▸ Task instructions
Every line from the one with "What does this" through the final line must be written out exactly, and no other line; omit the pictures.

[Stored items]
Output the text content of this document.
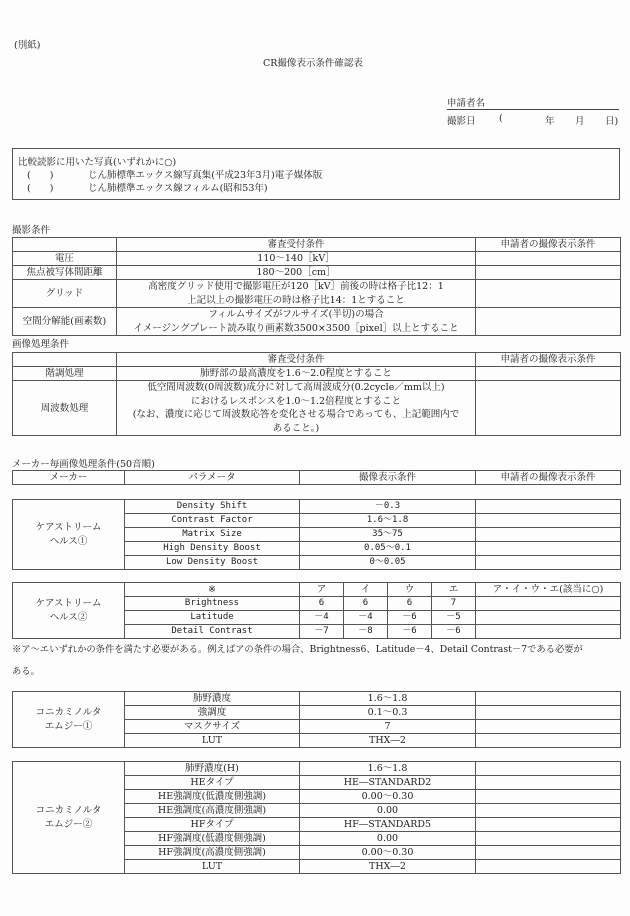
(別紙)
CR撮像表示条件確認表
申請者名
撮影日 (	年 月 日)
比較読影に用いた写真(いずれかに○)
(　　)	じん肺標準エックス線写真集(平成23年3月)電子媒体版
(　　)	じん肺標準エックス線フィルム(昭和53年)
撮影条件
	審査受付条件	申請者の撮像表示条件
電圧	110～140［kV］	
焦点被写体間距離	180～200［cm］	
グリッド	高密度グリッド使用で撮影電圧が120［kV］前後の時は格子比12：1
上記以上の撮影電圧の時は格子比14：1とすること	

空間分解能(画素数)	フィルムサイズがフルサイズ(半切)の場合
イメージングプレート読み取り画素数3500×3500［pixel］以上とすること	

画像処理条件
	審査受付条件	申請者の撮像表示条件
階調処理	肺野部の最高濃度を1.6～2.0程度とすること	
周波数処理	低空間周波数(0周波数)成分に対して高周波成分(0.2cycle／mm以上)
におけるレスポンスを1.0～1.2倍程度とすること
(なお、濃度に応じて周波数応答を変化させる場合であっても、上記範囲内で
あること。)	

メーカー毎画像処理条件(50音順)
メーカー	パラメータ	撮像表示条件	申請者の撮像表示条件
ケアストリーム
ヘルス①	Density Shift	－0.3	
	Contrast Factor	1.6～1.8	
	Matrix Size	35～75	
	High Density Boost	0.05～0.1	
	Low Density Boost	0～0.05	
ケアストリーム
ヘルス②	※	ア	イ	ウ	エ	ア・イ・ウ・エ(該当に○)
	Brightness	6	6	6	7	
	Latitude	－4	－4	－6	－5	
	Detail Contrast	－7	－8	－6	－6	
※ア～エいずれかの条件を満たす必要がある。例えばアの条件の場合、Brightness6、Latitude－4、Detail Contrast－7である必要が
ある。
コニカミノルタ
エムジー①	肺野濃度	1.6～1.8	
	強調度	0.1～0.3	
	マスクサイズ	7	
	LUT	THX―2	
コニカミノルタ
エムジー②	肺野濃度(H)	1.6～1.8	
	HEタイプ	HE―STANDARD2	
	HE強調度(低濃度側強調)	0.00～0.30	
	HE強調度(高濃度側強調)	0.00	
	HFタイプ	HF―STANDARD5	
	HF強調度(低濃度側強調)	0.00	
	HF強調度(高濃度側強調)	0.00～0.30	
	LUT	THX―2	
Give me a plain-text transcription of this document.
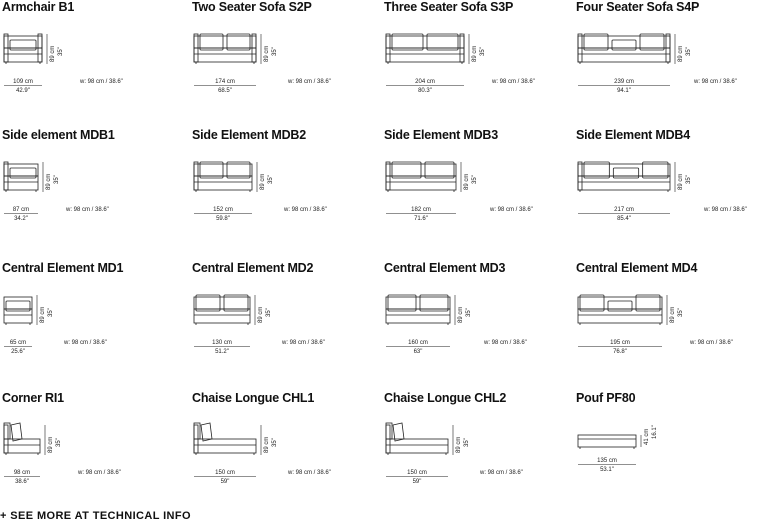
Armchair B1
89 cm 35"
109 cm
42.9"
w: 98 cm / 38.6"
Two Seater Sofa S2P
89 cm 35"
174 cm
68.5"
w: 98 cm / 38.6"
Three Seater Sofa S3P
89 cm 35"
204 cm
80.3"
w: 98 cm / 38.6"
Four Seater Sofa S4P
89 cm 35"
239 cm
94.1"
w: 98 cm / 38.6"
Side element MDB1
89 cm 35"
87 cm
34.2"
w: 98 cm / 38.6"
Side Element MDB2
89 cm 35"
152 cm
59.8"
w: 98 cm / 38.6"
Side Element MDB3
89 cm 35"
182 cm
71.6"
w: 98 cm / 38.6"
Side Element MDB4
89 cm 35"
217 cm
85.4"
w: 98 cm / 38.6"
Central Element MD1
89 cm 35"
65 cm
25.6"
w: 98 cm / 38.6"
Central Element MD2
89 cm 35"
130 cm
51.2"
w: 98 cm / 38.6"
Central Element MD3
89 cm 35"
160 cm
63"
w: 98 cm / 38.6"
Central Element MD4
89 cm 35"
195 cm
76.8"
w: 98 cm / 38.6"
Corner RI1
89 cm 35"
98 cm
38.6"
w: 98 cm / 38.6"
Chaise Longue CHL1
89 cm 35"
150 cm
59"
w: 98 cm / 38.6"
Chaise Longue CHL2
89 cm 35"
150 cm
59"
w: 98 cm / 38.6"
Pouf PF80
41 cm 16.1"
135 cm
53.1"
+ SEE MORE AT TECHNICAL INFO
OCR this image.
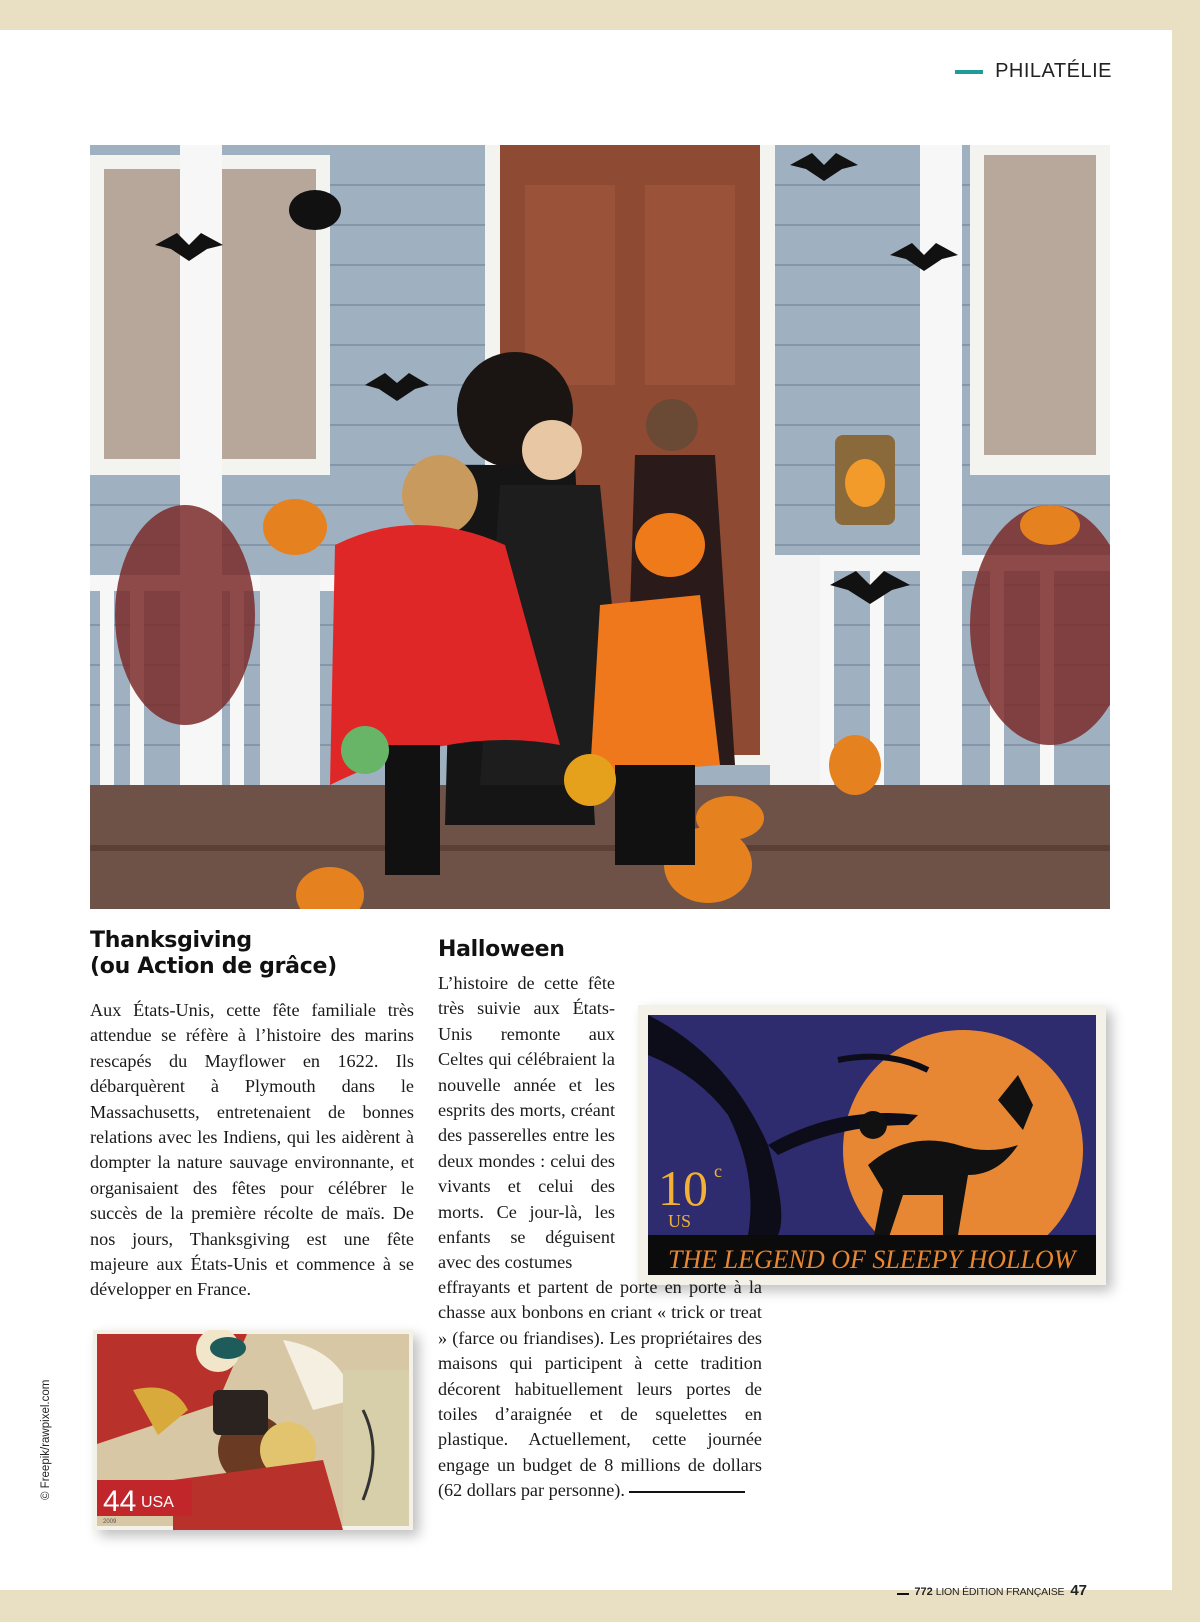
PHILATÉLIE
Thanksgiving
(ou Action de grâce)

Aux États-Unis, cette fête familiale très attendue se réfère à l’histoire des marins rescapés du Mayflower en 1622. Ils débarquèrent à Plymouth dans le Massachusetts, entretenaient de bonnes relations avec les Indiens, qui les aidèrent à dompter la nature sauvage environnante, et organisaient des fêtes pour célébrer le succès de la première récolte de maïs. De nos jours, Thanksgiving est une fête majeure aux États-Unis et commence à se développer en France.

44 USA
2009
Halloween

L’histoire de cette fête très suivie aux États-Unis remonte aux Celtes qui célébraient la nouvelle année et les esprits des morts, créant des passerelles entre les deux mondes : celui des vivants et celui des morts. Ce jour-là, les enfants se déguisent avec des costumes	THE LEGEND OF SLEEPY HOLLOW
10 c
US

effrayants et partent de porte en porte à la chasse aux bonbons en criant « trick or treat » (farce ou friandises). Les propriétaires des maisons qui participent à cette tradition décorent habituellement leurs portes de toiles d’araignée et de squelettes en plastique. Actuellement, cette journée engage un budget de 8 millions de dollars (62 dollars par personne).

772 LION ÉDITION FRANÇAISE 47
© Freepik/rawpixel.com
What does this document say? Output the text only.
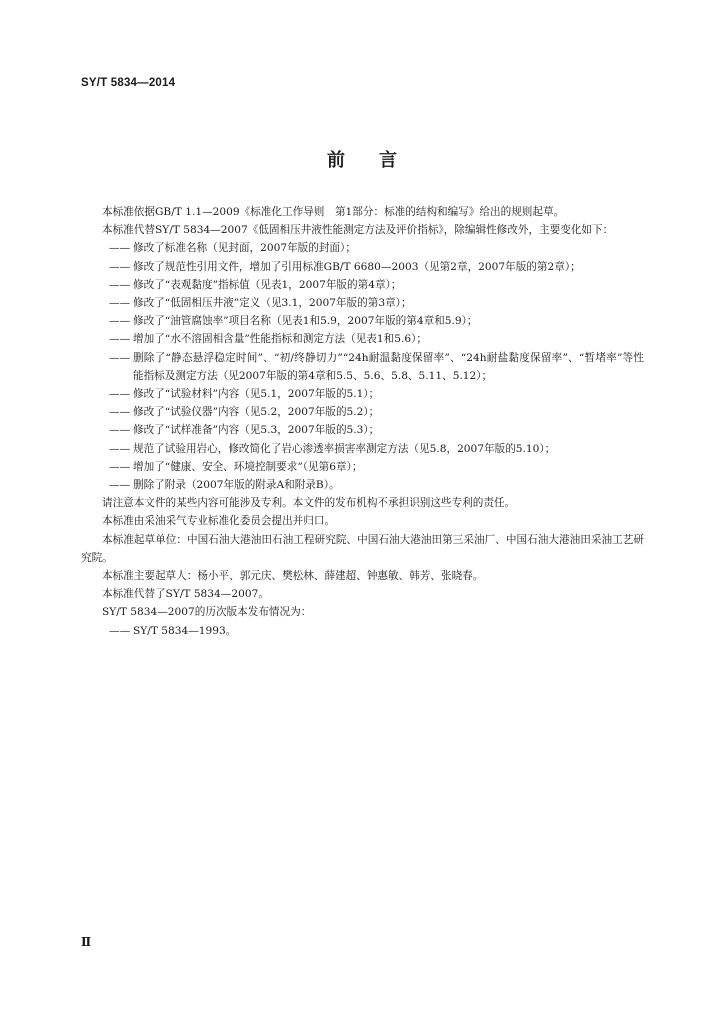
SY/T 5834—2014
前言

本标准依据GB/T 1.1—2009《标准化工作导则　第1部分：标准的结构和编写》给出的规则起草。

本标准代替SY/T 5834—2007《低固相压井液性能测定方法及评价指标》，除编辑性修改外，主要变化如下：

—— 修改了标准名称（见封面，2007年版的封面）；
—— 修改了规范性引用文件，增加了引用标准GB/T 6680—2003（见第2章，2007年版的第2章）；
—— 修改了“表观黏度”指标值（见表1，2007年版的第4章）；
—— 修改了“低固相压井液”定义（见3.1，2007年版的第3章）；
—— 修改了“油管腐蚀率”项目名称（见表1和5.9，2007年版的第4章和5.9）；
—— 增加了“水不溶固相含量”性能指标和测定方法（见表1和5.6）；
—— 删除了“静态悬浮稳定时间”、“初/终静切力”“24h耐温黏度保留率”、“24h耐盐黏度保留率”、“暂堵率”等性能指标及测定方法（见2007年版的第4章和5.5、5.6、5.8、5.11、5.12）；
—— 修改了“试验材料”内容（见5.1，2007年版的5.1）；
—— 修改了“试验仪器”内容（见5.2，2007年版的5.2）；
—— 修改了“试样准备”内容（见5.3，2007年版的5.3）；
—— 规范了试验用岩心，修改简化了岩心渗透率损害率测定方法（见5.8，2007年版的5.10）；
—— 增加了“健康、安全、环境控制要求”（见第6章）；
—— 删除了附录（2007年版的附录A和附录B）。

请注意本文件的某些内容可能涉及专利。本文件的发布机构不承担识别这些专利的责任。

本标准由采油采气专业标准化委员会提出并归口。

本标准起草单位：中国石油大港油田石油工程研究院、中国石油大港油田第三采油厂、中国石油大港油田采油工艺研究院。

本标准主要起草人：杨小平、郭元庆、樊松林、薛建超、钟惠敏、韩芳、张晓春。

本标准代替了SY/T 5834—2007。

SY/T 5834—2007的历次版本发布情况为：

—— SY/T 5834—1993。
Ⅱ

▸ Full output
What does this document say? Output the text only.
SY/T 5834—2014
前言

本标准依据GB/T 1.1—2009《标准化工作导则　第1部分：标准的结构和编写》给出的规则起草。

本标准代替SY/T 5834—2007《低固相压井液性能测定方法及评价指标》，除编辑性修改外，主要变化如下：

—— 修改了标准名称（见封面，2007年版的封面）；
—— 修改了规范性引用文件，增加了引用标准GB/T 6680—2003（见第2章，2007年版的第2章）；
—— 修改了“表观黏度”指标值（见表1，2007年版的第4章）；
—— 修改了“低固相压井液”定义（见3.1，2007年版的第3章）；
—— 修改了“油管腐蚀率”项目名称（见表1和5.9，2007年版的第4章和5.9）；
—— 增加了“水不溶固相含量”性能指标和测定方法（见表1和5.6）；
—— 删除了“静态悬浮稳定时间”、“初/终静切力”“24h耐温黏度保留率”、“24h耐盐黏度保留率”、“暂堵率”等性能指标及测定方法（见2007年版的第4章和5.5、5.6、5.8、5.11、5.12）；
—— 修改了“试验材料”内容（见5.1，2007年版的5.1）；
—— 修改了“试验仪器”内容（见5.2，2007年版的5.2）；
—— 修改了“试样准备”内容（见5.3，2007年版的5.3）；
—— 规范了试验用岩心，修改简化了岩心渗透率损害率测定方法（见5.8，2007年版的5.10）；
—— 增加了“健康、安全、环境控制要求”（见第6章）；
—— 删除了附录（2007年版的附录A和附录B）。

请注意本文件的某些内容可能涉及专利。本文件的发布机构不承担识别这些专利的责任。

本标准由采油采气专业标准化委员会提出并归口。

本标准起草单位：中国石油大港油田石油工程研究院、中国石油大港油田第三采油厂、中国石油大港油田采油工艺研究院。

本标准主要起草人：杨小平、郭元庆、樊松林、薛建超、钟惠敏、韩芳、张晓春。

本标准代替了SY/T 5834—2007。

SY/T 5834—2007的历次版本发布情况为：

—— SY/T 5834—1993。
Ⅱ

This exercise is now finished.